> [EXERCISE INSTRUCTIONS]
In the entries, find all lines that hold the word "kind" and copy them.

> [DATA LISTING]

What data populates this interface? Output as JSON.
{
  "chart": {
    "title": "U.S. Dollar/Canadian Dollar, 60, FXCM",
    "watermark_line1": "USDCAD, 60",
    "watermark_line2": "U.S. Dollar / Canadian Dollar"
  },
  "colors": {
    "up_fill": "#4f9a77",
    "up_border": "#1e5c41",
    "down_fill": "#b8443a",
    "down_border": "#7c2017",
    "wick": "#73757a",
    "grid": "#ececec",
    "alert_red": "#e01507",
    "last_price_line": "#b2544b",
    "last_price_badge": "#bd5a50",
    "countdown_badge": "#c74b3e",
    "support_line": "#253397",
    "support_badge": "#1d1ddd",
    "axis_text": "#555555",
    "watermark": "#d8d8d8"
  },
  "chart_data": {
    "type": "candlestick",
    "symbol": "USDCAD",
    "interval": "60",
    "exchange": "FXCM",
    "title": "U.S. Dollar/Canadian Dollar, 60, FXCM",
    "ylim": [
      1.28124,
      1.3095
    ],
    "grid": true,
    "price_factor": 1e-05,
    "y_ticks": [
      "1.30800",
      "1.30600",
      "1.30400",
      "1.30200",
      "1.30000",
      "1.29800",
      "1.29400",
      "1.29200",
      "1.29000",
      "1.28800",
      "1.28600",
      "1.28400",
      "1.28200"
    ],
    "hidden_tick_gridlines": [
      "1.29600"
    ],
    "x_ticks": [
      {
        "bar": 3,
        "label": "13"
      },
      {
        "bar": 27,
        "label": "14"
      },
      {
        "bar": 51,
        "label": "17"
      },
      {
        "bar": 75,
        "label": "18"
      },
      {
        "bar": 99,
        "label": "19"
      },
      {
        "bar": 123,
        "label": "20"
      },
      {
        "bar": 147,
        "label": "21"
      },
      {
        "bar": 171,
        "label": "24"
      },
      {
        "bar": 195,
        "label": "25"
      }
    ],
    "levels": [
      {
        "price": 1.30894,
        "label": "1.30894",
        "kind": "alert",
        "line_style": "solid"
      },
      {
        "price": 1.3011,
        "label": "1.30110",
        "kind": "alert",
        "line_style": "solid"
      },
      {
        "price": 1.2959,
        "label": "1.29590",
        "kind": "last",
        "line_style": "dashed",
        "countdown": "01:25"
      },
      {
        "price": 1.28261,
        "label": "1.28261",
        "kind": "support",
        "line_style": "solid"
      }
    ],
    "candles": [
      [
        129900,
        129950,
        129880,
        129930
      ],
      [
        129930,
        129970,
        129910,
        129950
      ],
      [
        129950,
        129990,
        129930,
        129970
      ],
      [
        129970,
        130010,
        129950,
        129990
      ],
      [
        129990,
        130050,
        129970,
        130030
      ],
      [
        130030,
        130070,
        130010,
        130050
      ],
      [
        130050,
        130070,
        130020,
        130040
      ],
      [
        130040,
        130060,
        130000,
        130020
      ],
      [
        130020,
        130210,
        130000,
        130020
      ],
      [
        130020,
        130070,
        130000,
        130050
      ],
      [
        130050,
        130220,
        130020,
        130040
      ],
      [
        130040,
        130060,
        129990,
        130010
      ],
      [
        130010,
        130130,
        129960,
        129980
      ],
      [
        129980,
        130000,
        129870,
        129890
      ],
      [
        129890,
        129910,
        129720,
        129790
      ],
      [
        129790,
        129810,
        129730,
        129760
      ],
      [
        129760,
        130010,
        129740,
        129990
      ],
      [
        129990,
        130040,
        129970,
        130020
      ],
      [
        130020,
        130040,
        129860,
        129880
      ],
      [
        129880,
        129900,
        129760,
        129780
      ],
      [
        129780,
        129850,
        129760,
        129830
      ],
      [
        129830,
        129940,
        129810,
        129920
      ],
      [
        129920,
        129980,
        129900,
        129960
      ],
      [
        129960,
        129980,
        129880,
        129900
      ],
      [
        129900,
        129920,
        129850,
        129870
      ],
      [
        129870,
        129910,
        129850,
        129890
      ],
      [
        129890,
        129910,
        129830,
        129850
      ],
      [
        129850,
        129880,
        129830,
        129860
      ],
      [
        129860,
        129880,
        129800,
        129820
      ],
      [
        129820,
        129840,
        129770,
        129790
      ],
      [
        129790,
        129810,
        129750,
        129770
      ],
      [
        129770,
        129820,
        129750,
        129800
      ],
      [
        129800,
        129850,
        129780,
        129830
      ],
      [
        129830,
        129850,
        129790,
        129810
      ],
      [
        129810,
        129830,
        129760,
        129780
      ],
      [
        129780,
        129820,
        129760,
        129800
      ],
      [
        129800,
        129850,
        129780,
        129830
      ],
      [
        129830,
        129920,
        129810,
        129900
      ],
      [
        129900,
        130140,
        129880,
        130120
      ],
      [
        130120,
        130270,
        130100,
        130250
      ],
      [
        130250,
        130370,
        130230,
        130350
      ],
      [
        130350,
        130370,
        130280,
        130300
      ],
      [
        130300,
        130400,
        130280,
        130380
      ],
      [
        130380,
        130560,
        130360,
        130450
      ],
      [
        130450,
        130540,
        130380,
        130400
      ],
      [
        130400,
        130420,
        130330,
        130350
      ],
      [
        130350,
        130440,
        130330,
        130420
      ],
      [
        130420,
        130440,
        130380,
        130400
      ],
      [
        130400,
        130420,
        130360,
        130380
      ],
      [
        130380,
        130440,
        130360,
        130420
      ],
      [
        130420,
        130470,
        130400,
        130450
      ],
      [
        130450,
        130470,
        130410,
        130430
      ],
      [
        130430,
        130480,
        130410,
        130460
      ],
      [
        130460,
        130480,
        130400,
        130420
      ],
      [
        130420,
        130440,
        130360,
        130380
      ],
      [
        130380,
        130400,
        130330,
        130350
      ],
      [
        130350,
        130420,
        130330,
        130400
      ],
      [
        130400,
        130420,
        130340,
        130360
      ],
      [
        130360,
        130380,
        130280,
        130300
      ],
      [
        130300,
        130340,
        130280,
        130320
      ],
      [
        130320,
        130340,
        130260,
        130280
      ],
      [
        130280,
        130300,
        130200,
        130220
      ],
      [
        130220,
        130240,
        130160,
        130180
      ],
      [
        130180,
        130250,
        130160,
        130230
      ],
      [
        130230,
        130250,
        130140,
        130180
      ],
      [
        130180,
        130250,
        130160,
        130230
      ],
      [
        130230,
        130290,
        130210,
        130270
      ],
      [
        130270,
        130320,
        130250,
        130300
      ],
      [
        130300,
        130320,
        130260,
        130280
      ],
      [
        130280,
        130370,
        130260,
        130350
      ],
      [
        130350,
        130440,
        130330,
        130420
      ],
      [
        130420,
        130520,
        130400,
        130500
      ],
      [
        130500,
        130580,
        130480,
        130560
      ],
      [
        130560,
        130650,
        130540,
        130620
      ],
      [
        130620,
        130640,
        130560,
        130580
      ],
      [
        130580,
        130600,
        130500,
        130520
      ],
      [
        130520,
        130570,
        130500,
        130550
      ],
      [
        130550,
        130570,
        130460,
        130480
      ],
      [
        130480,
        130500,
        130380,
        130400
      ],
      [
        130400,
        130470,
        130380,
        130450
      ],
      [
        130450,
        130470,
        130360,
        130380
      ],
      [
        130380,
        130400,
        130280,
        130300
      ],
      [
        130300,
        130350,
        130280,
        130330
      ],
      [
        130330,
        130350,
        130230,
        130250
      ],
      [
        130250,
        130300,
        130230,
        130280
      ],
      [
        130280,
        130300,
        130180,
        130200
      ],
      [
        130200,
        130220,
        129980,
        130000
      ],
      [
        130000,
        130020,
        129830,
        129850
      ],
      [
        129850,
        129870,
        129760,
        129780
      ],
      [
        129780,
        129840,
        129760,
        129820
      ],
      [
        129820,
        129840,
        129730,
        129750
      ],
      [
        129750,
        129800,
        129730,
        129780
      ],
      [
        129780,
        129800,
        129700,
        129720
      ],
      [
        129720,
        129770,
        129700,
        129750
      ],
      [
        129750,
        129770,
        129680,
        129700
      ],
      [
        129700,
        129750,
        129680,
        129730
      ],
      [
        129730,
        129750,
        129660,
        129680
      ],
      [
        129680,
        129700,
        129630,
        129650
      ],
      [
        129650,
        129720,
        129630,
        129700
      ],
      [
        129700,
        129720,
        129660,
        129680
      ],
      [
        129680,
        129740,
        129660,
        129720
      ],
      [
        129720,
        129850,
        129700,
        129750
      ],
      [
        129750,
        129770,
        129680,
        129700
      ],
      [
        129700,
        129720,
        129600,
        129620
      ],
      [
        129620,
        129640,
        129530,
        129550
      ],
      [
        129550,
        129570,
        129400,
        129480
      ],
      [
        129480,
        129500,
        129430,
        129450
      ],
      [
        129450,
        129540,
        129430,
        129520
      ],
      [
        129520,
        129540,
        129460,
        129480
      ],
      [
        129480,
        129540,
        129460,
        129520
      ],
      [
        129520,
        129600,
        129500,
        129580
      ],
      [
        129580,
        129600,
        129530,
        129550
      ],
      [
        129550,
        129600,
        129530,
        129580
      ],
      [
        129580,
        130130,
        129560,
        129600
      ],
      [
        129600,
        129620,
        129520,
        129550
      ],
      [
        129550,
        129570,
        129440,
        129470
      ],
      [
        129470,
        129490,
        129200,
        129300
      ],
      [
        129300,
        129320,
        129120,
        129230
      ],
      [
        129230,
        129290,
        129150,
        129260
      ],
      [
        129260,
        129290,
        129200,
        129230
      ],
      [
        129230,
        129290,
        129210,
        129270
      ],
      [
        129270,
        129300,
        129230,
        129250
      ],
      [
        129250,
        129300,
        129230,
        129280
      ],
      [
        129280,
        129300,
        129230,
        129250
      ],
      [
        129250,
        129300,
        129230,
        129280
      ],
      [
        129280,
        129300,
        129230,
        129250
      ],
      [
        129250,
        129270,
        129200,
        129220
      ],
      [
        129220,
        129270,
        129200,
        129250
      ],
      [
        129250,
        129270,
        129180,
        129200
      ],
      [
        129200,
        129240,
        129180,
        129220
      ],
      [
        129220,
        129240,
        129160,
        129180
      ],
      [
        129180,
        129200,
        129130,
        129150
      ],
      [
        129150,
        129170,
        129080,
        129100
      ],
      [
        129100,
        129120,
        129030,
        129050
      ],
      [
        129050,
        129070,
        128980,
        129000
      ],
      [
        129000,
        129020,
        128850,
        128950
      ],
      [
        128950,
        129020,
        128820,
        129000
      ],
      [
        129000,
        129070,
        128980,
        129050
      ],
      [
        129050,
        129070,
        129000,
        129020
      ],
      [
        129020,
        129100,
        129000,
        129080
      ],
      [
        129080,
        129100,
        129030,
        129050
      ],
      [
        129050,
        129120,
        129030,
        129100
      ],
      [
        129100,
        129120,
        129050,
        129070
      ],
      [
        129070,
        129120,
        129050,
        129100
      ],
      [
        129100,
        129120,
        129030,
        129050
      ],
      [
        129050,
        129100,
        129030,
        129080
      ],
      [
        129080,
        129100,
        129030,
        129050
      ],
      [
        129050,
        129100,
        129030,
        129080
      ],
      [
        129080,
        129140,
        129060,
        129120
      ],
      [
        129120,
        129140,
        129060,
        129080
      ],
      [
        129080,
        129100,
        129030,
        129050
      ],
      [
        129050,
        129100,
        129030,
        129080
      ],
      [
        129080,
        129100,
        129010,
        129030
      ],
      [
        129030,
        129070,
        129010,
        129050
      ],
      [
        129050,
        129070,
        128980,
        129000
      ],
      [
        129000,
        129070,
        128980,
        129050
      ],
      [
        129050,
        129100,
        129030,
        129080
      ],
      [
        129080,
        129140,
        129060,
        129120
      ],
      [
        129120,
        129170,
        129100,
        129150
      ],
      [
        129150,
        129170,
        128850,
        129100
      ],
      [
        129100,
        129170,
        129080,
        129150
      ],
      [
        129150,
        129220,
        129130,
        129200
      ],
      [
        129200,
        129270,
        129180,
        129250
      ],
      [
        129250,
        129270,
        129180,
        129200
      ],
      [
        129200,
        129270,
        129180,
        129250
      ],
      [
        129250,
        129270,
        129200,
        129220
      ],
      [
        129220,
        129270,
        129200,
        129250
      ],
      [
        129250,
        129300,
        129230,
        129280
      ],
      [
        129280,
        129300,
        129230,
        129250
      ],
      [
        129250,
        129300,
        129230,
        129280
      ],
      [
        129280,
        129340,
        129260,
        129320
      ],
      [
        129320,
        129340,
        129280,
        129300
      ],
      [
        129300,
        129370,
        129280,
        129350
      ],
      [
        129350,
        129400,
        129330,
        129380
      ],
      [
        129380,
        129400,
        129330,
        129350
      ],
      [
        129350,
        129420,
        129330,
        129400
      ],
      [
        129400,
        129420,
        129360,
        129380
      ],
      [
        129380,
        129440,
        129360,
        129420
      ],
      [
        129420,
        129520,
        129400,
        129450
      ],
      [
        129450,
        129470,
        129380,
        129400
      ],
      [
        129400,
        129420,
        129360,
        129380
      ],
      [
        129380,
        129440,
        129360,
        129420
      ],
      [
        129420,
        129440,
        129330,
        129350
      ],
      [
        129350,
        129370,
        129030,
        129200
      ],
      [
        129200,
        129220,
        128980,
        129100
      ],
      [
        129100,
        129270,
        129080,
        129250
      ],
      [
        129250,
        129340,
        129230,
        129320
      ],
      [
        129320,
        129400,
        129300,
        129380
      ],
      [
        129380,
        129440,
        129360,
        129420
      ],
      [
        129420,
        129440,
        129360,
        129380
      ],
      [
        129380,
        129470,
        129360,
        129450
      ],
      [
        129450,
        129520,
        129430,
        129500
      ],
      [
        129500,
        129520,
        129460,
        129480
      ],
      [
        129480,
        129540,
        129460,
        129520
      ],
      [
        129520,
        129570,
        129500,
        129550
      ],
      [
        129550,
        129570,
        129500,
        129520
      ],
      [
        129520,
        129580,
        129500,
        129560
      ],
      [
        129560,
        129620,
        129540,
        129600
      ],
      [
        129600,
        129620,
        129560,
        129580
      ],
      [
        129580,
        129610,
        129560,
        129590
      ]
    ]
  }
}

> [EXERCISE RESPONSE]
        "kind": "alert",
        "kind": "alert",
        "kind": "last",
        "kind": "support",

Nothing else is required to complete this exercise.